*WRITTEN INSTRUCTION*
Below are the entries; count the lines in them that contain the word "JSON" and give only the number.

------------------------------------------------

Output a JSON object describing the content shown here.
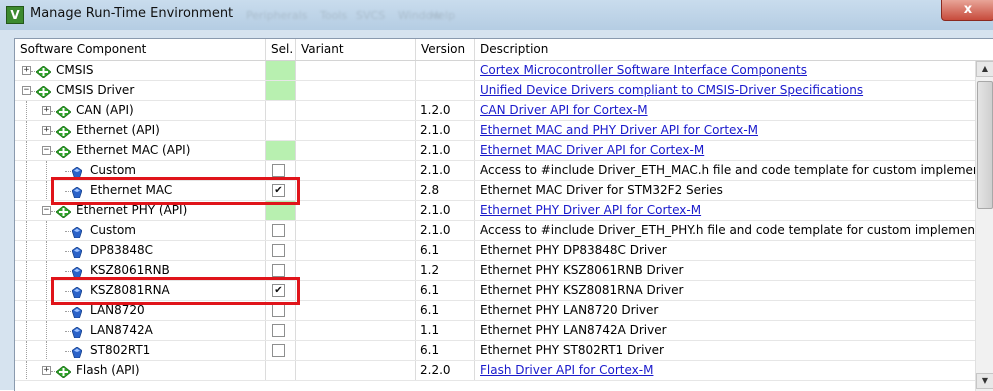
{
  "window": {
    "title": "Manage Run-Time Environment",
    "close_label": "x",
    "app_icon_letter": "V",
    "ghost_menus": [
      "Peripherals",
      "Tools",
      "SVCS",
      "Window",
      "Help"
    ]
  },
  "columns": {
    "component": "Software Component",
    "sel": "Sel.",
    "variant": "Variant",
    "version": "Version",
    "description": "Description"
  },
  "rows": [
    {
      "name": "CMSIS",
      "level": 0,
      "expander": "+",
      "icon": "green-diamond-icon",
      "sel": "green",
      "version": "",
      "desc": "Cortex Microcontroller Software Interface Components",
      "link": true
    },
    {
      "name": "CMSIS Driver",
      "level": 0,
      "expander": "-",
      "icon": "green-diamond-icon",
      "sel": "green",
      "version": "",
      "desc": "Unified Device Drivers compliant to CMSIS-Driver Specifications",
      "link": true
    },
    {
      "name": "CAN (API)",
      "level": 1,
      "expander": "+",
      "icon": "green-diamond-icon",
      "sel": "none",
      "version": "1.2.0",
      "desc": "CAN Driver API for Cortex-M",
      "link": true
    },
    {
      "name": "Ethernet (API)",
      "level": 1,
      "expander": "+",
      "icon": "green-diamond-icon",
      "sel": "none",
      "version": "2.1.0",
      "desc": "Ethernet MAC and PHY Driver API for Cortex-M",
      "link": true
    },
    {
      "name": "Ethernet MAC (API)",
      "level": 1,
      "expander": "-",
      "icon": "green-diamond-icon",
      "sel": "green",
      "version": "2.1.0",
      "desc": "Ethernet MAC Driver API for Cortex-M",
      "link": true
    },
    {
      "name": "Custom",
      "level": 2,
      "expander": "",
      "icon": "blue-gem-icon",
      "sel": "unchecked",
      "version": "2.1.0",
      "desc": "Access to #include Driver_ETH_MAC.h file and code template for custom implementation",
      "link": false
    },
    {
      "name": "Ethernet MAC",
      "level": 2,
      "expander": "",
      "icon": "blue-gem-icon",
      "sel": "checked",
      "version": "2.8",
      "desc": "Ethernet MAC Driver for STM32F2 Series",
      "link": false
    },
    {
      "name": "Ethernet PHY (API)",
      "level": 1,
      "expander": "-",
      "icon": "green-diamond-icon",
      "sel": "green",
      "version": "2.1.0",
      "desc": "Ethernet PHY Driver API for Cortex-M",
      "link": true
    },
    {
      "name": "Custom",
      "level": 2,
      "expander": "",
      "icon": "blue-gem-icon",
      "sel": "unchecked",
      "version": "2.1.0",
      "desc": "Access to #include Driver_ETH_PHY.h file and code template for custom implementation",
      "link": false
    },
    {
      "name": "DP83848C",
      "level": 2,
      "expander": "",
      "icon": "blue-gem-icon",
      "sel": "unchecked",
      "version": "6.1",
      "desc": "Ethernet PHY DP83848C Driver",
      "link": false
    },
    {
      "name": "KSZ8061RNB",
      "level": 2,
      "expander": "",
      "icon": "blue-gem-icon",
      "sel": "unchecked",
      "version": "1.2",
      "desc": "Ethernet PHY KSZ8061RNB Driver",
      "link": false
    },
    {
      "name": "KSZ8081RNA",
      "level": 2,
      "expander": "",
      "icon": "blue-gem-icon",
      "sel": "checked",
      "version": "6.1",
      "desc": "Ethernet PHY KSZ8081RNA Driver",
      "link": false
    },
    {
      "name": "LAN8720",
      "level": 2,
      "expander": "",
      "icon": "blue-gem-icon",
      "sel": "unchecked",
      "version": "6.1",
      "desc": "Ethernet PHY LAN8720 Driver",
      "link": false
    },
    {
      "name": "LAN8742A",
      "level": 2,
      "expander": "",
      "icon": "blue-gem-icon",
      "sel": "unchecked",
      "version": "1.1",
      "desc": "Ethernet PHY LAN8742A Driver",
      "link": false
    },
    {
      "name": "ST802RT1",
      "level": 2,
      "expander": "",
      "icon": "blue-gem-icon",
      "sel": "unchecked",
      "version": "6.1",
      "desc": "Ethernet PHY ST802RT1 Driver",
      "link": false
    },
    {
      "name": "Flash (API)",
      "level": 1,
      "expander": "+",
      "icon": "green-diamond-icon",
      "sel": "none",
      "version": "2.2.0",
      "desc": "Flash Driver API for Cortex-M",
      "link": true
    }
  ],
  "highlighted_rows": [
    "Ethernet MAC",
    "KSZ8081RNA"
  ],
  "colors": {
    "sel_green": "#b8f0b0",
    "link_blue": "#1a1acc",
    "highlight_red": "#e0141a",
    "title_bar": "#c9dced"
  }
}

------------------------------------------------

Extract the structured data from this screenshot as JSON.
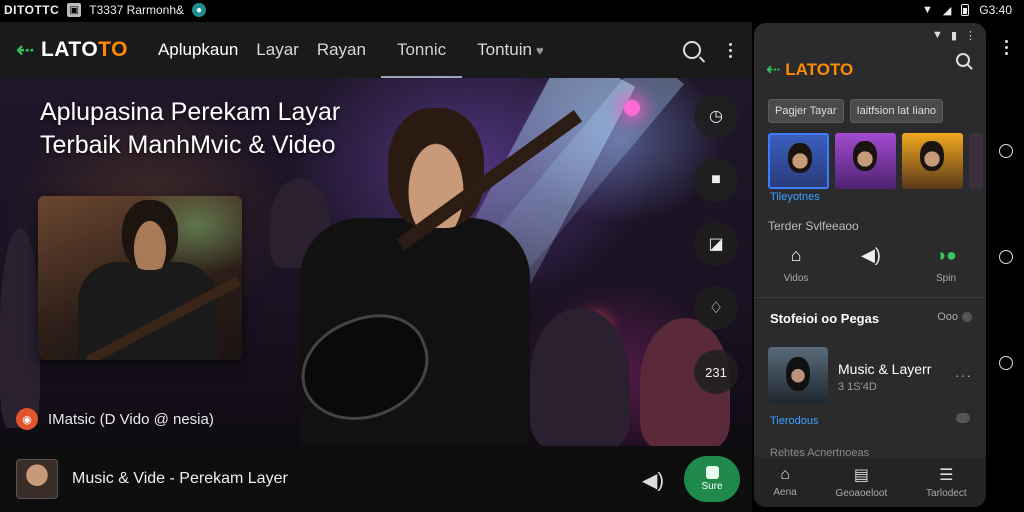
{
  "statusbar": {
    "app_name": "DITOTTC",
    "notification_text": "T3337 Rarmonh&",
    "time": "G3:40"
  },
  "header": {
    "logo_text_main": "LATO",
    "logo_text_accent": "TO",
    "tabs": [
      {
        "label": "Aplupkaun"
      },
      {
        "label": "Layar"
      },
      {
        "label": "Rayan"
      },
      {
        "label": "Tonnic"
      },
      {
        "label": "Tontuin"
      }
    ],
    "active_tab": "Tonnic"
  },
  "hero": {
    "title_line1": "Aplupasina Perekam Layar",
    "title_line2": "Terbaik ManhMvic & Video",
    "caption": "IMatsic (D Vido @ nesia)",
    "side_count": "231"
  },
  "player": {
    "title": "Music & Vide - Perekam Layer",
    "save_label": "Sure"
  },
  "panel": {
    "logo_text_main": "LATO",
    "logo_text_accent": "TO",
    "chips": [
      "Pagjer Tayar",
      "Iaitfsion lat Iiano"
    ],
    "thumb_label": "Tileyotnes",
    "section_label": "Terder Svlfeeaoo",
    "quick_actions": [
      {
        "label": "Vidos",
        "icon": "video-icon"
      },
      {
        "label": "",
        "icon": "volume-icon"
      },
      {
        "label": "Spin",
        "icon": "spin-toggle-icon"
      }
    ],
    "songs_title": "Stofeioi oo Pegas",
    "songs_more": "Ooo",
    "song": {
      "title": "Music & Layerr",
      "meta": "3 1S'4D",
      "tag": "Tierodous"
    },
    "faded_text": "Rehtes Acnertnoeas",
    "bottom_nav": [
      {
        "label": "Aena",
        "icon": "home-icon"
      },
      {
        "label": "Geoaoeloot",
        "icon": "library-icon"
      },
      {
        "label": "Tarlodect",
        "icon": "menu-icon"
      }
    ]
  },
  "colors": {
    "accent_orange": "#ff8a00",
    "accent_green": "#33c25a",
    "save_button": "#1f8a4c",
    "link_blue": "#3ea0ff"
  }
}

------------------------------------------------

*FULL ANSWER*
2